#### What you are asked to do:
Reproduce every record below exactly as written, leaving out any pictures.

Entries from a dataset
════

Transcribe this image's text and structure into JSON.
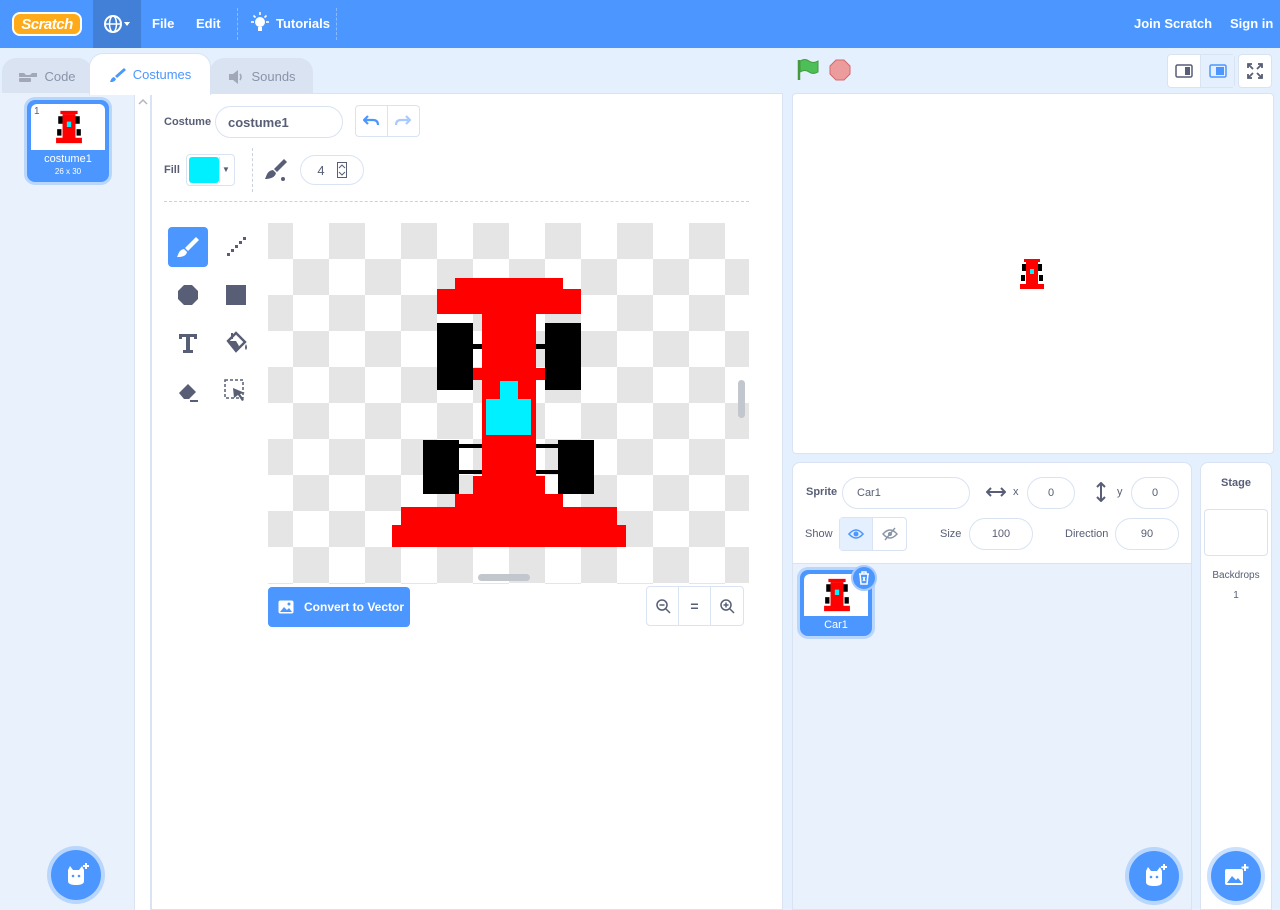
{
  "menubar": {
    "logo": "Scratch",
    "file": "File",
    "edit": "Edit",
    "tutorials": "Tutorials",
    "join": "Join Scratch",
    "signin": "Sign in"
  },
  "tabs": [
    {
      "label": "Code",
      "icon": "code-icon"
    },
    {
      "label": "Costumes",
      "icon": "brush-icon"
    },
    {
      "label": "Sounds",
      "icon": "speaker-icon"
    }
  ],
  "costume_list": {
    "items": [
      {
        "index": "1",
        "name": "costume1",
        "size": "26 x 30"
      }
    ]
  },
  "editor": {
    "costume_label": "Costume",
    "costume_name": "costume1",
    "fill_label": "Fill",
    "fill_color": "#00f0ff",
    "brush_size": "4",
    "convert_label": "Convert to Vector",
    "zoom_reset": "="
  },
  "sprite": {
    "sprite_label": "Sprite",
    "name": "Car1",
    "x_label": "x",
    "x": "0",
    "y_label": "y",
    "y": "0",
    "show_label": "Show",
    "size_label": "Size",
    "size": "100",
    "direction_label": "Direction",
    "direction": "90",
    "tile_name": "Car1"
  },
  "stage_pane": {
    "title": "Stage",
    "backdrops_label": "Backdrops",
    "backdrops_count": "1"
  },
  "colors": {
    "accent": "#4c97ff",
    "car_red": "#ff0000",
    "car_cyan": "#00f0ff",
    "tire": "#000000"
  }
}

════

#### The solution:
Transcribe this image's text and structure into JSON.
{
  "menubar": {
    "logo": "Scratch",
    "file": "File",
    "edit": "Edit",
    "tutorials": "Tutorials",
    "join": "Join Scratch",
    "signin": "Sign in"
  },
  "tabs": [
    {
      "label": "Code",
      "icon": "code-icon"
    },
    {
      "label": "Costumes",
      "icon": "brush-icon"
    },
    {
      "label": "Sounds",
      "icon": "speaker-icon"
    }
  ],
  "costume_list": {
    "items": [
      {
        "index": "1",
        "name": "costume1",
        "size": "26 x 30"
      }
    ]
  },
  "editor": {
    "costume_label": "Costume",
    "costume_name": "costume1",
    "fill_label": "Fill",
    "fill_color": "#00f0ff",
    "brush_size": "4",
    "convert_label": "Convert to Vector",
    "zoom_reset": "="
  },
  "sprite": {
    "sprite_label": "Sprite",
    "name": "Car1",
    "x_label": "x",
    "x": "0",
    "y_label": "y",
    "y": "0",
    "show_label": "Show",
    "size_label": "Size",
    "size": "100",
    "direction_label": "Direction",
    "direction": "90",
    "tile_name": "Car1"
  },
  "stage_pane": {
    "title": "Stage",
    "backdrops_label": "Backdrops",
    "backdrops_count": "1"
  },
  "colors": {
    "accent": "#4c97ff",
    "car_red": "#ff0000",
    "car_cyan": "#00f0ff",
    "tire": "#000000"
  }
}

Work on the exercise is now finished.